Could you find each line of the data below that contains the word "Cytokine" and copy those lines?

* _TASK INPUT_:

=====

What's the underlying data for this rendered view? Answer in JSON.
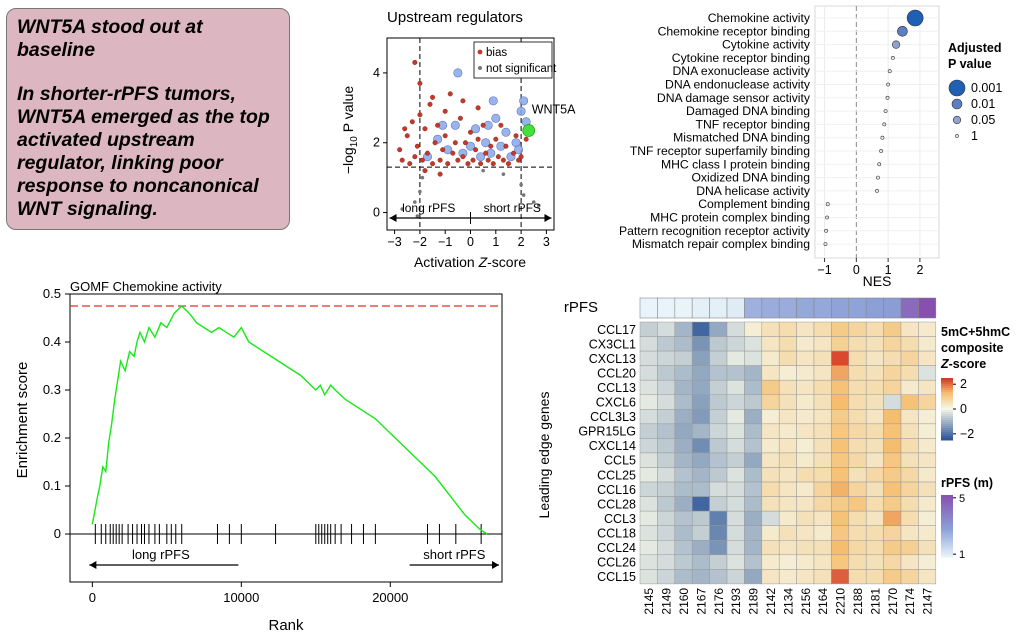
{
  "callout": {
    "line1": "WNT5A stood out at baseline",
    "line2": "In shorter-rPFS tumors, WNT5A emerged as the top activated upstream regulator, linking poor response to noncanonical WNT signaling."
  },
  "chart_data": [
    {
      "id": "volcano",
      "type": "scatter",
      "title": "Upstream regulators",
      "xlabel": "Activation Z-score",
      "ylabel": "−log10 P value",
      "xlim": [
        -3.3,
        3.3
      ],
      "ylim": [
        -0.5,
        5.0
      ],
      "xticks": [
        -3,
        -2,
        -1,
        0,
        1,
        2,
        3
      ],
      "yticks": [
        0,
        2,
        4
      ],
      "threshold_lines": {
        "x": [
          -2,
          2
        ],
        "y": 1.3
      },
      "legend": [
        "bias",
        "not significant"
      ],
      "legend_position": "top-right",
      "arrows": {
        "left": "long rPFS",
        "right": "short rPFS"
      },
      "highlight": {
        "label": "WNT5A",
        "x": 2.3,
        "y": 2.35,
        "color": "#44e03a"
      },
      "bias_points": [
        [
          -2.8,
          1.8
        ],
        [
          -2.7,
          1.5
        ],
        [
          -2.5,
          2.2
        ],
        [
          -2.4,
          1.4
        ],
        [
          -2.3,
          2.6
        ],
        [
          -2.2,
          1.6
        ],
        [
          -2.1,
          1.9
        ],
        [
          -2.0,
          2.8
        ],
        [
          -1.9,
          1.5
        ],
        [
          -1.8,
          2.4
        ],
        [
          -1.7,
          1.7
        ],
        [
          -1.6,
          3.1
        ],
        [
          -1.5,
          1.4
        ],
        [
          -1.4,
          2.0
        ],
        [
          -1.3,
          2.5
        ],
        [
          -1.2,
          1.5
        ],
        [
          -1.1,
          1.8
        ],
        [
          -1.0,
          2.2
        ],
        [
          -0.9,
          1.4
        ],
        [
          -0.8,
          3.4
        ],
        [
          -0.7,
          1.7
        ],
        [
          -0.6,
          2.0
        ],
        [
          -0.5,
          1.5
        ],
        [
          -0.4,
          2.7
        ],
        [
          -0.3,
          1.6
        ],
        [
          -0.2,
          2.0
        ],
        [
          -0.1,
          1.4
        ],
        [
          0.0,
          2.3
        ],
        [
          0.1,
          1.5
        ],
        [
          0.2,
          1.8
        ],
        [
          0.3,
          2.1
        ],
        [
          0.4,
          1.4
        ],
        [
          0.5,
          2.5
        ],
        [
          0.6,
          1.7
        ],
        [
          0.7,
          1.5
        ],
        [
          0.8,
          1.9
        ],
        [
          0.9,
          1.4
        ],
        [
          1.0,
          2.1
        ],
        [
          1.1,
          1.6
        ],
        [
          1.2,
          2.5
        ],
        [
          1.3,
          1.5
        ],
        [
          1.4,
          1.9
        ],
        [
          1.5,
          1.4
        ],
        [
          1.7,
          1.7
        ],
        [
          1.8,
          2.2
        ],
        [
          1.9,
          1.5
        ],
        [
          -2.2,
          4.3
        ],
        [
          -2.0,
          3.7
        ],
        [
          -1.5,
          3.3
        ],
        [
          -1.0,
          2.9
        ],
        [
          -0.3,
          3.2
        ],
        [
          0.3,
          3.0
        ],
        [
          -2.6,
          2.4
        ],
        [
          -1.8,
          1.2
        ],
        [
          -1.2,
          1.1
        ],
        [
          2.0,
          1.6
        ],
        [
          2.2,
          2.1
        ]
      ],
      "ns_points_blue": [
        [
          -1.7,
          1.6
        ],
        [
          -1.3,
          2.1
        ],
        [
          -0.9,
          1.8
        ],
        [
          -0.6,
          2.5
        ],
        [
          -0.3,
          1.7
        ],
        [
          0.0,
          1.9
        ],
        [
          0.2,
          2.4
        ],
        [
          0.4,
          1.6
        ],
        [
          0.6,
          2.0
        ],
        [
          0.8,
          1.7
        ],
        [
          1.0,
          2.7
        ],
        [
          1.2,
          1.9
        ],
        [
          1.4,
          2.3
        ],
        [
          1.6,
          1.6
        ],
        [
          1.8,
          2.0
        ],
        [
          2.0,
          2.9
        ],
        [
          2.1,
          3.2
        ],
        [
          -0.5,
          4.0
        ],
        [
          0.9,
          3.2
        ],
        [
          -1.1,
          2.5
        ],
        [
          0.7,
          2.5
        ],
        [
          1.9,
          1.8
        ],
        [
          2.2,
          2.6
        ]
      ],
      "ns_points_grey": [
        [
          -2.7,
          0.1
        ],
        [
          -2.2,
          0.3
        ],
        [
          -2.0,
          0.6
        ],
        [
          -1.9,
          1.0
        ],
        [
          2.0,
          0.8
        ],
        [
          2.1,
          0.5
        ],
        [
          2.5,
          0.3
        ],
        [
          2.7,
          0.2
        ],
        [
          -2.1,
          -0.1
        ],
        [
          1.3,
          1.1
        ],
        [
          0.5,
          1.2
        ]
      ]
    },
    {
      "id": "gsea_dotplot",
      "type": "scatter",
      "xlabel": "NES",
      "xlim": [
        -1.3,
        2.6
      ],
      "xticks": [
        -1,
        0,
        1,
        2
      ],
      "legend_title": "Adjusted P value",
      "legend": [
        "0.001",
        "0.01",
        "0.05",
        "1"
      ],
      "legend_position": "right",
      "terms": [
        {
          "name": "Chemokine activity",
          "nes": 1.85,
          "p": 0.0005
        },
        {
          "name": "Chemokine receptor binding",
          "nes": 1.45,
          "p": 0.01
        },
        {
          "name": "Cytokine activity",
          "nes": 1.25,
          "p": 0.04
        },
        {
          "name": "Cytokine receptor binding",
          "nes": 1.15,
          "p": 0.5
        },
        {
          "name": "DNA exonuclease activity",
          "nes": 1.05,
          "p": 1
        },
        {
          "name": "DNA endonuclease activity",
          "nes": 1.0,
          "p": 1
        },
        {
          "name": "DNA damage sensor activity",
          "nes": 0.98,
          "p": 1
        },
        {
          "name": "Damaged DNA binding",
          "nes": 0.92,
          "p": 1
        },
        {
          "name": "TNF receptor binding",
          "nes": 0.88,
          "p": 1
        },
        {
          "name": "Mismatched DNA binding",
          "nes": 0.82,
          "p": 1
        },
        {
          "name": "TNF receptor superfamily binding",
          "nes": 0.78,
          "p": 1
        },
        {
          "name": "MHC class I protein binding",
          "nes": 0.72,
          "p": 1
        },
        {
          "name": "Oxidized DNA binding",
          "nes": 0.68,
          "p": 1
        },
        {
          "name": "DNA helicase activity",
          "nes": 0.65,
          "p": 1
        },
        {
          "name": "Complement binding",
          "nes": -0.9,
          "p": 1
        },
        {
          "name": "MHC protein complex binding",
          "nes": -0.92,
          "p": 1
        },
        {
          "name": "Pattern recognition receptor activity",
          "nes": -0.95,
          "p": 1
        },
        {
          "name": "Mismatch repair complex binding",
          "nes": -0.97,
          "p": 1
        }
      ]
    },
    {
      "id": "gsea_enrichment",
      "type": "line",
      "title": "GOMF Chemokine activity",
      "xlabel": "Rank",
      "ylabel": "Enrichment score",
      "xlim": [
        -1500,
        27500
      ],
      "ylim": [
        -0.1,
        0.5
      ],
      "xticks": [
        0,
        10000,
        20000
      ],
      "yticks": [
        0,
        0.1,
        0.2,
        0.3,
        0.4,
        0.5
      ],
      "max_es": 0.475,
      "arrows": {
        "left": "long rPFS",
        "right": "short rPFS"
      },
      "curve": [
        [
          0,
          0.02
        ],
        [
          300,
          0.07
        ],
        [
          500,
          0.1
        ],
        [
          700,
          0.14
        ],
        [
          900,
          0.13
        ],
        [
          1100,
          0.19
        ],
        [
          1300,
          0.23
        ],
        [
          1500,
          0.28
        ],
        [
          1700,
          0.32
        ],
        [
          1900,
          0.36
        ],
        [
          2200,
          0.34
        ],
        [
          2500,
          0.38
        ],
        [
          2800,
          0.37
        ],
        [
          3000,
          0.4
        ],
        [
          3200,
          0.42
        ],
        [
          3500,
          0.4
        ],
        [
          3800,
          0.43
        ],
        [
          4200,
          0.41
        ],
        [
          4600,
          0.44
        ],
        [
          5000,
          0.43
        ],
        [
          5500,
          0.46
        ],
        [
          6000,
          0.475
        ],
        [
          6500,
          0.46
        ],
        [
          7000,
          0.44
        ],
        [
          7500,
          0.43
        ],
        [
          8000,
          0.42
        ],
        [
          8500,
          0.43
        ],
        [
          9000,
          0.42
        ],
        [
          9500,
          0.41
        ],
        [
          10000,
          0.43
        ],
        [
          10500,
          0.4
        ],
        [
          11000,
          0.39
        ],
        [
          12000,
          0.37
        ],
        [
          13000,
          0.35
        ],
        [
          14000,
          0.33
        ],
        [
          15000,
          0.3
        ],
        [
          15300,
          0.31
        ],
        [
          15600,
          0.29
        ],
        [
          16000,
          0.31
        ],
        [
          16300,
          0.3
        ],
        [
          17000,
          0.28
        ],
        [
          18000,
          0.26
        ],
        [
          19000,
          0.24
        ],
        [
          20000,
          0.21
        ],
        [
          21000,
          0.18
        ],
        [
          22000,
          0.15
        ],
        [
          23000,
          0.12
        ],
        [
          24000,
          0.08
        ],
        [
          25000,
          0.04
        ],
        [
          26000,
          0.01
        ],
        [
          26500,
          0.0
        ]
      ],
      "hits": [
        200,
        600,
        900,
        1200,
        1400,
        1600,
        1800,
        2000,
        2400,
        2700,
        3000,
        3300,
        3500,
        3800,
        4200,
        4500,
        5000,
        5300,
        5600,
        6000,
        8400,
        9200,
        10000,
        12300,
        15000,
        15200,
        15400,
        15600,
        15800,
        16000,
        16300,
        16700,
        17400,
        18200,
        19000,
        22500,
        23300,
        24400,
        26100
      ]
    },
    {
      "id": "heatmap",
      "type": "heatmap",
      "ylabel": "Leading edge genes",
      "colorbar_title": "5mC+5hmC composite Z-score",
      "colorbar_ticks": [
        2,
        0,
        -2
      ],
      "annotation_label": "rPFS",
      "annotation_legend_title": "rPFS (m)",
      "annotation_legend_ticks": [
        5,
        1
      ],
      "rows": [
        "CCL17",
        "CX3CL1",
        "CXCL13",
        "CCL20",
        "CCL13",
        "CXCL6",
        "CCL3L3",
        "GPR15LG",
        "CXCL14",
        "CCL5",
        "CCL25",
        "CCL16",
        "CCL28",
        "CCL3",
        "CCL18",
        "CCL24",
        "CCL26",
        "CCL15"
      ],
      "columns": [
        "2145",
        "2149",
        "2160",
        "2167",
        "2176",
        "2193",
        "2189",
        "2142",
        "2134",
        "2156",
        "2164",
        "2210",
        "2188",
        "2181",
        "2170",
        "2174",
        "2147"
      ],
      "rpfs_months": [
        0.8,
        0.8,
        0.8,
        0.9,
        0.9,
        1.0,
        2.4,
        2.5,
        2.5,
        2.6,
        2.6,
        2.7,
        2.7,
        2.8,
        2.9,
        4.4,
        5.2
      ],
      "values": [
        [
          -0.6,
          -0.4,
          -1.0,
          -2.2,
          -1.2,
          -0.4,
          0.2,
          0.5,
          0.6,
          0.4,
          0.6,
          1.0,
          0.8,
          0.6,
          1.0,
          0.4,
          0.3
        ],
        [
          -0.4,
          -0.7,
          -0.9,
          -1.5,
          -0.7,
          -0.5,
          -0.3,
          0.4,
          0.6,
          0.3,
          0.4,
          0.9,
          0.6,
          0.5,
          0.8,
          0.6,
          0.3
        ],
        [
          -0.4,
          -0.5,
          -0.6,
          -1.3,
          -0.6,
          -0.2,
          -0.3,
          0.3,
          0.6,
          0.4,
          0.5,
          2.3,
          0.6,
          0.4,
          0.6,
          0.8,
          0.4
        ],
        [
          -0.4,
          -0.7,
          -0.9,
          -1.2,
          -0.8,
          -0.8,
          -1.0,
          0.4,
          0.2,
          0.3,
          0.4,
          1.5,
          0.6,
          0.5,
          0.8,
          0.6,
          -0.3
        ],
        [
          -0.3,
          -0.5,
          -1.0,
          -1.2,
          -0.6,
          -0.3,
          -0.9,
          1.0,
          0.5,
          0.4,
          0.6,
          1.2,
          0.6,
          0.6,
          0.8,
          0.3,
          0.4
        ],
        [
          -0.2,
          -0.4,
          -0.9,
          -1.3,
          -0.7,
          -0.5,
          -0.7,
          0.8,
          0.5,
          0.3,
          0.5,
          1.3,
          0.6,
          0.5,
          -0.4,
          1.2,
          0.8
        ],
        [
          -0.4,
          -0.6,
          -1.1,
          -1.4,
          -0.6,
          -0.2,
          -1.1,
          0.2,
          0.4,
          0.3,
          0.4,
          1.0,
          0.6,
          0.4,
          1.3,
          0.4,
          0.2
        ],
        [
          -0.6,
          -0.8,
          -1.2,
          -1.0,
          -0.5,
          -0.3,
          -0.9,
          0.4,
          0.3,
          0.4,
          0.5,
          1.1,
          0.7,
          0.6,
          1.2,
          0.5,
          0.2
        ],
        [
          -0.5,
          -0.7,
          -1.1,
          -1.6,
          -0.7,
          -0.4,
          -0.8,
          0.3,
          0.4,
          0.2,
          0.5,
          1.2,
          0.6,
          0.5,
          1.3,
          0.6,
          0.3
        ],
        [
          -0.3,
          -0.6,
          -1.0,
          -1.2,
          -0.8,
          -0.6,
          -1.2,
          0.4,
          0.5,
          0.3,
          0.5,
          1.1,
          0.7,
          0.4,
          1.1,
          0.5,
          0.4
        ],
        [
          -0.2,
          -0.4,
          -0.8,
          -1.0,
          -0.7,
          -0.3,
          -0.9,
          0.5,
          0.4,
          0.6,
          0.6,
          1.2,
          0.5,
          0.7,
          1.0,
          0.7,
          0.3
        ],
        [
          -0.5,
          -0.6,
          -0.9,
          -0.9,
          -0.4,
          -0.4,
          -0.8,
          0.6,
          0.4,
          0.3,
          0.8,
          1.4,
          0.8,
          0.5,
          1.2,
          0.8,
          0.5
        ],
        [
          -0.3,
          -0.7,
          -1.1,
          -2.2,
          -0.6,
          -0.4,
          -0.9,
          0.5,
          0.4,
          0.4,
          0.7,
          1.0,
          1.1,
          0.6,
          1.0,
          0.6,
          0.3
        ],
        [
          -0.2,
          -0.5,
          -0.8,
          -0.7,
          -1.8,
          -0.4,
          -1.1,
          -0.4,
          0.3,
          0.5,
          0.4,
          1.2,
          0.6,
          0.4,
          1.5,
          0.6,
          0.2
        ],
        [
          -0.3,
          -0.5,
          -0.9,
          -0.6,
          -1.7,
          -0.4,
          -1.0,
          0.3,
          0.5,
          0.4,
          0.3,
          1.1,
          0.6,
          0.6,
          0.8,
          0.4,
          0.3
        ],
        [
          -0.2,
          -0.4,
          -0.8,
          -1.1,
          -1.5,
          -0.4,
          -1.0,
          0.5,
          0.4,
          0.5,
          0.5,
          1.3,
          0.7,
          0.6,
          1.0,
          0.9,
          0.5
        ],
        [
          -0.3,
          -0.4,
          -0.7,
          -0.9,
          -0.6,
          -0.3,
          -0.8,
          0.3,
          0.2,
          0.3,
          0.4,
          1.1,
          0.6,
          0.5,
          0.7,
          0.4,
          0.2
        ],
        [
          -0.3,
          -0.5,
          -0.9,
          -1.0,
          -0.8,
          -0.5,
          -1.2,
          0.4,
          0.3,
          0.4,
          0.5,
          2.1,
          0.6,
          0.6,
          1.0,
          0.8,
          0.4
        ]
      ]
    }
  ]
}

=====

* _RESPONSE TO THIS EXERCISE_:
          "name": "Cytokine activity",
          "name": "Cytokine receptor binding",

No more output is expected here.